» THE EXERCISE:
Count how many lines contain the word "Establece". Respond with the number alone.

* Start *

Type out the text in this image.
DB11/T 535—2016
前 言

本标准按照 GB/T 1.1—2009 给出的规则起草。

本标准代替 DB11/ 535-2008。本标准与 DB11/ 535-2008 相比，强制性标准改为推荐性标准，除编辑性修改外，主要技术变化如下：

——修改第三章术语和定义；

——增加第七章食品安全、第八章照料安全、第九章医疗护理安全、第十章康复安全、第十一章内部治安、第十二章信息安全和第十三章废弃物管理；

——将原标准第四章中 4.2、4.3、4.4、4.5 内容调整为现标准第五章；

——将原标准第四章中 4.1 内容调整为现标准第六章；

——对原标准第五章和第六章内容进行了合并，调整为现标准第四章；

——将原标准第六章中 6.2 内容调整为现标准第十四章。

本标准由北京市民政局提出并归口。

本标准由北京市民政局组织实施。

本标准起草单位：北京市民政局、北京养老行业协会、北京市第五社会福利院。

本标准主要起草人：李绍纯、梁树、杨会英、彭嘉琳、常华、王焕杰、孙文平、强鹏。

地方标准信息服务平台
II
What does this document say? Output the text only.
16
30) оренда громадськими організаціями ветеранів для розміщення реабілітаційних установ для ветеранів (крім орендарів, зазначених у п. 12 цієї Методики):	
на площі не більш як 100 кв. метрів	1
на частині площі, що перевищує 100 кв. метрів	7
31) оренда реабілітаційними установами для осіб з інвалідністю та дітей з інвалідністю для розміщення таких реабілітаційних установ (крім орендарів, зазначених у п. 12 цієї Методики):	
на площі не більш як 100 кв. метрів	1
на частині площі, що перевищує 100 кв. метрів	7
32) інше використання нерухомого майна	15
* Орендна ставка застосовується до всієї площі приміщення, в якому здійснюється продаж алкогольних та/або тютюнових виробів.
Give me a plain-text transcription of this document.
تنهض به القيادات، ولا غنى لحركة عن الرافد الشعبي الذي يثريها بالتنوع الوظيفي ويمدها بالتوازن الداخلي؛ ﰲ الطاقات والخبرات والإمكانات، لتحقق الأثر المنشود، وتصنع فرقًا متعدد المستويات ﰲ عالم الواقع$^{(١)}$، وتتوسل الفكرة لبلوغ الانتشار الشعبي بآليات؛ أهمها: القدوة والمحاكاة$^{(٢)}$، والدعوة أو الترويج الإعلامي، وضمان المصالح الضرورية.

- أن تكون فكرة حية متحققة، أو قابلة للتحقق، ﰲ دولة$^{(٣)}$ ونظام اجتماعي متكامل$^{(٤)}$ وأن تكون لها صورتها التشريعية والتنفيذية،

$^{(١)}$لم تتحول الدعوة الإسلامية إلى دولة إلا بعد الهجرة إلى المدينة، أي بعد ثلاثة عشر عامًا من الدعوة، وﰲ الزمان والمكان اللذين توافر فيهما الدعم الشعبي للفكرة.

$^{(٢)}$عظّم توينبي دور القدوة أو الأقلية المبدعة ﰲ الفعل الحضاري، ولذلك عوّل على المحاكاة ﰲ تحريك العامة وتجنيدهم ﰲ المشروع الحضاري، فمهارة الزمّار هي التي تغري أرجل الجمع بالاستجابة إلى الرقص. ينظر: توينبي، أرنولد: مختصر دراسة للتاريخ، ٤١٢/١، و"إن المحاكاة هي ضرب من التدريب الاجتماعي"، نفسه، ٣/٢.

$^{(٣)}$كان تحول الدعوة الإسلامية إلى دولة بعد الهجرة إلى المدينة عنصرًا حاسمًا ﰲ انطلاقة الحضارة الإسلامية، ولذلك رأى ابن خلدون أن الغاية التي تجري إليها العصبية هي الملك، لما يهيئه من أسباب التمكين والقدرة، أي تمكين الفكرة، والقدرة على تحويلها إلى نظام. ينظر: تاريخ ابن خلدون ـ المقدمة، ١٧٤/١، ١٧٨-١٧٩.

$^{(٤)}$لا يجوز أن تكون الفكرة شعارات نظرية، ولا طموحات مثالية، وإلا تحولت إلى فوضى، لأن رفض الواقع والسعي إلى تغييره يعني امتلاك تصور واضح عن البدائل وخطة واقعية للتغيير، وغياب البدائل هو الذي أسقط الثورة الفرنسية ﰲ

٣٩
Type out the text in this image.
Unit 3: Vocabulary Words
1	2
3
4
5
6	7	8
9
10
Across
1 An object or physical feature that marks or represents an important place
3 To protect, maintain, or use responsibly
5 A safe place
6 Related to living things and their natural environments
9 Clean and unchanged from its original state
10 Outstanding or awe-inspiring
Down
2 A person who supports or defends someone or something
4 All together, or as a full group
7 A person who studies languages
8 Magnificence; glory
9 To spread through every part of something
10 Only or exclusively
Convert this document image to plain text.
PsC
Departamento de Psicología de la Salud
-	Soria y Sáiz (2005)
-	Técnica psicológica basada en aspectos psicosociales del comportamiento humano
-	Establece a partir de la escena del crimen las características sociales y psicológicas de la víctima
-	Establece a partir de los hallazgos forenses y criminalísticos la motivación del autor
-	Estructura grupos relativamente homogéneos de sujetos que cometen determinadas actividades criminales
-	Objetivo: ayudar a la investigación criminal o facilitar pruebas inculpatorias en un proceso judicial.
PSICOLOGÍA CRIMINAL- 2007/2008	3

* End *

» TASK OUTPUT:
2